» Page element annotations:
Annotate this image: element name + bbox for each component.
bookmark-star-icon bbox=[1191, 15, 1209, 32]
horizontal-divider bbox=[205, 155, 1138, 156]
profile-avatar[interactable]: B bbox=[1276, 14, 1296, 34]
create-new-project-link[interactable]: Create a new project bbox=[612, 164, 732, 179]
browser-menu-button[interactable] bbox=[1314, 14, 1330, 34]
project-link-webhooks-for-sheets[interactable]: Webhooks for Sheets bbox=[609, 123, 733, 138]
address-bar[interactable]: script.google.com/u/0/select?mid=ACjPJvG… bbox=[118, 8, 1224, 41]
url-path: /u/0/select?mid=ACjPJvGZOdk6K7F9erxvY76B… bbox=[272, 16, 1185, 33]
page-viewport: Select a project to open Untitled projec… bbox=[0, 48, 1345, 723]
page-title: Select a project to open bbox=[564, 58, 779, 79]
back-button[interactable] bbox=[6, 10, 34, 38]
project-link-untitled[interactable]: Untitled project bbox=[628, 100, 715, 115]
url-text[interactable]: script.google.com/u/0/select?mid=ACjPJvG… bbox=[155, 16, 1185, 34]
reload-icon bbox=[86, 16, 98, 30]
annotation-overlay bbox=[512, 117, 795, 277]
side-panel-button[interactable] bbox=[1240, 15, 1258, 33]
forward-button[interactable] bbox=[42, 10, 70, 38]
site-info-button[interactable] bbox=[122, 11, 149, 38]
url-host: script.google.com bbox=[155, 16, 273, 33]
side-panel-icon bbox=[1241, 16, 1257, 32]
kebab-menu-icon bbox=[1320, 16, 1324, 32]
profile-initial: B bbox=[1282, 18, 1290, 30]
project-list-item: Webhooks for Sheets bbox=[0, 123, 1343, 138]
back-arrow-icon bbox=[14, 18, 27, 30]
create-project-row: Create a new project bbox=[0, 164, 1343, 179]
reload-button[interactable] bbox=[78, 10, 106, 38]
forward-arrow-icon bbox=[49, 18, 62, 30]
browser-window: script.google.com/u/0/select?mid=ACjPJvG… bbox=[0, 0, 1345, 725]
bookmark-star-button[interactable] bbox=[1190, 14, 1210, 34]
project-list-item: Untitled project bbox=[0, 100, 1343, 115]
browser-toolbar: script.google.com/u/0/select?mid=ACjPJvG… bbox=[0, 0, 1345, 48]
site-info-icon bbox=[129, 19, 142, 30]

» Written exercise: Copy out the data line for line, starting at the very first line and continuing through the line that contains "side-panel-button[interactable] bbox=[1240, 15, 1258, 33]", including that line.

» Result of the exercise:
Annotate this image: element name + bbox for each component.
bookmark-star-icon bbox=[1191, 15, 1209, 32]
horizontal-divider bbox=[205, 155, 1138, 156]
profile-avatar[interactable]: B bbox=[1276, 14, 1296, 34]
create-new-project-link[interactable]: Create a new project bbox=[612, 164, 732, 179]
browser-menu-button[interactable] bbox=[1314, 14, 1330, 34]
project-link-webhooks-for-sheets[interactable]: Webhooks for Sheets bbox=[609, 123, 733, 138]
address-bar[interactable]: script.google.com/u/0/select?mid=ACjPJvG… bbox=[118, 8, 1224, 41]
url-path: /u/0/select?mid=ACjPJvGZOdk6K7F9erxvY76B… bbox=[272, 16, 1185, 33]
page-viewport: Select a project to open Untitled projec… bbox=[0, 48, 1345, 723]
page-title: Select a project to open bbox=[564, 58, 779, 79]
back-button[interactable] bbox=[6, 10, 34, 38]
project-link-untitled[interactable]: Untitled project bbox=[628, 100, 715, 115]
url-text[interactable]: script.google.com/u/0/select?mid=ACjPJvG… bbox=[155, 16, 1185, 34]
reload-icon bbox=[86, 16, 98, 30]
annotation-overlay bbox=[512, 117, 795, 277]
side-panel-button[interactable] bbox=[1240, 15, 1258, 33]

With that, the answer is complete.